▸ **Aim of the exercise**
Copy the listing verbatim, excluding any images found in it.

□ □ □ □ □

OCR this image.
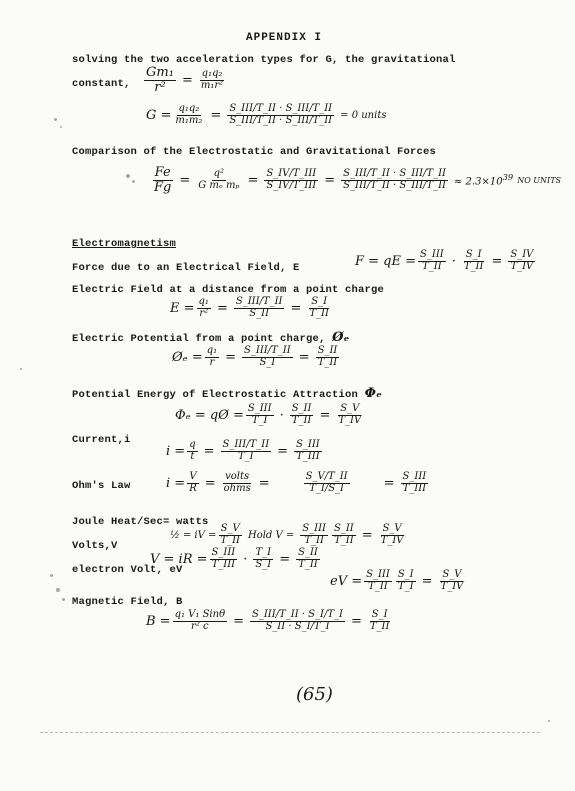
APPENDIX I
solving the two acceleration types for G, the gravitational
constant, $\frac{\text{Gm₁}}{\text{r²}} = \frac{\text{q₁q₂}}{\text{m₁r²}}$
$G = \frac{\text{q₁q₂}}{\text{m₁m₂}} = \frac{\text{S\_III/T\_II · S\_III/T\_II}}{\text{S\_III/T\_II · S\_III/T\_II}} = 0$ units
Comparison of the Electrostatic and Gravitational Forces
$\frac{Fe}{Fg} = \frac{\text{q²}}{\text{G mₑ mₚ}} = \frac{\text{S\_IV/T\_III}}{\text{S\_IV/T\_III}} = \frac{\text{S\_III/T\_II · S\_III/T\_II}}{\text{S\_III/T\_II · S\_III/T\_II}} \approx 2.3\times 10^{39}$ NO UNITS
Electromagnetism
Force due to an Electrical Field, E	F = qE = $\frac{\text{S\_III}}{T\_II} \cdot \frac{S\_I}{T\_II} = \frac{S\_IV}{T\_IV}$
Electric Field at a distance from a point charge
$E = \frac{\text{q₁}}{\text{r²}} = \frac{\text{S\_III/T\_II}}{S\_II} = \frac{S\_I}{T\_II}$
Electric Potential from a point charge, Øₑ
Øₑ = $\frac{\text{q₁}}{r} = \frac{\text{S\_III/T\_II}}{S\_I} = \frac{S\_II}{T\_II}$
Potential Energy of Electrostatic Attraction Φₑ
Φₑ = qØ = $\frac{\text{S\_III}}{T\_I} \cdot \frac{S\_II}{T\_II} = \frac{S\_V}{T\_IV}$
Current,i
$i = \frac{q}{t} = \frac{\text{S\_III/T\_II}}{T\_I} = \frac{\text{S\_III}}{\text{T\_III}}$
Ohm's Law	$i = \frac{V}{R} = \frac{\text{volts}}{\text{ohms}}$ =	$\frac{S\_V/T\_II}{T\_I/S\_I}$	= $\frac{\text{S\_III}}{\text{T\_III}}$
Joule Heat/Sec= watts
½ = iV = $\frac{S\_V}{T\_II}$ Hold $V = \frac{\text{S\_III}}{T\_II} \frac{S\_II}{T\_II} = \frac{S\_V}{T\_IV}$
Volts,V
V = iR = $\frac{\text{S\_III}}{\text{T\_III}} \cdot \frac{T\_I}{S\_I} = \frac{S\_II}{T\_II}$
electron Volt, eV
eV = $\frac{\text{S\_III}}{T\_II} \frac{S\_I}{T\_I} = \frac{S\_V}{T\_IV}$
Magnetic Field, B
$B = \frac{\text{q₁ V₁ Sinθ}}{\text{r² c}} = \frac{\text{S\_III/T\_II · S\_I/T\_I}}{S\_II \cdot S\_I/T\_I} = \frac{S\_I}{T\_II}$
(65)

□ □ □ □ □

▸ **Output**
OCR this image.
APPENDIX I
solving the two acceleration types for G, the gravitational
constant, $\frac{\text{Gm₁}}{\text{r²}} = \frac{\text{q₁q₂}}{\text{m₁r²}}$
$G = \frac{\text{q₁q₂}}{\text{m₁m₂}} = \frac{\text{S\_III/T\_II · S\_III/T\_II}}{\text{S\_III/T\_II · S\_III/T\_II}} = 0$ units
Comparison of the Electrostatic and Gravitational Forces
$\frac{Fe}{Fg} = \frac{\text{q²}}{\text{G mₑ mₚ}} = \frac{\text{S\_IV/T\_III}}{\text{S\_IV/T\_III}} = \frac{\text{S\_III/T\_II · S\_III/T\_II}}{\text{S\_III/T\_II · S\_III/T\_II}} \approx 2.3\times 10^{39}$ NO UNITS
Electromagnetism
Force due to an Electrical Field, E	F = qE = $\frac{\text{S\_III}}{T\_II} \cdot \frac{S\_I}{T\_II} = \frac{S\_IV}{T\_IV}$
Electric Field at a distance from a point charge
$E = \frac{\text{q₁}}{\text{r²}} = \frac{\text{S\_III/T\_II}}{S\_II} = \frac{S\_I}{T\_II}$
Electric Potential from a point charge, Øₑ
Øₑ = $\frac{\text{q₁}}{r} = \frac{\text{S\_III/T\_II}}{S\_I} = \frac{S\_II}{T\_II}$
Potential Energy of Electrostatic Attraction Φₑ
Φₑ = qØ = $\frac{\text{S\_III}}{T\_I} \cdot \frac{S\_II}{T\_II} = \frac{S\_V}{T\_IV}$
Current,i
$i = \frac{q}{t} = \frac{\text{S\_III/T\_II}}{T\_I} = \frac{\text{S\_III}}{\text{T\_III}}$
Ohm's Law	$i = \frac{V}{R} = \frac{\text{volts}}{\text{ohms}}$ =	$\frac{S\_V/T\_II}{T\_I/S\_I}$	= $\frac{\text{S\_III}}{\text{T\_III}}$
Joule Heat/Sec= watts
½ = iV = $\frac{S\_V}{T\_II}$ Hold $V = \frac{\text{S\_III}}{T\_II} \frac{S\_II}{T\_II} = \frac{S\_V}{T\_IV}$
Volts,V
V = iR = $\frac{\text{S\_III}}{\text{T\_III}} \cdot \frac{T\_I}{S\_I} = \frac{S\_II}{T\_II}$
electron Volt, eV
eV = $\frac{\text{S\_III}}{T\_II} \frac{S\_I}{T\_I} = \frac{S\_V}{T\_IV}$
Magnetic Field, B
$B = \frac{\text{q₁ V₁ Sinθ}}{\text{r² c}} = \frac{\text{S\_III/T\_II · S\_I/T\_I}}{S\_II \cdot S\_I/T\_I} = \frac{S\_I}{T\_II}$
(65)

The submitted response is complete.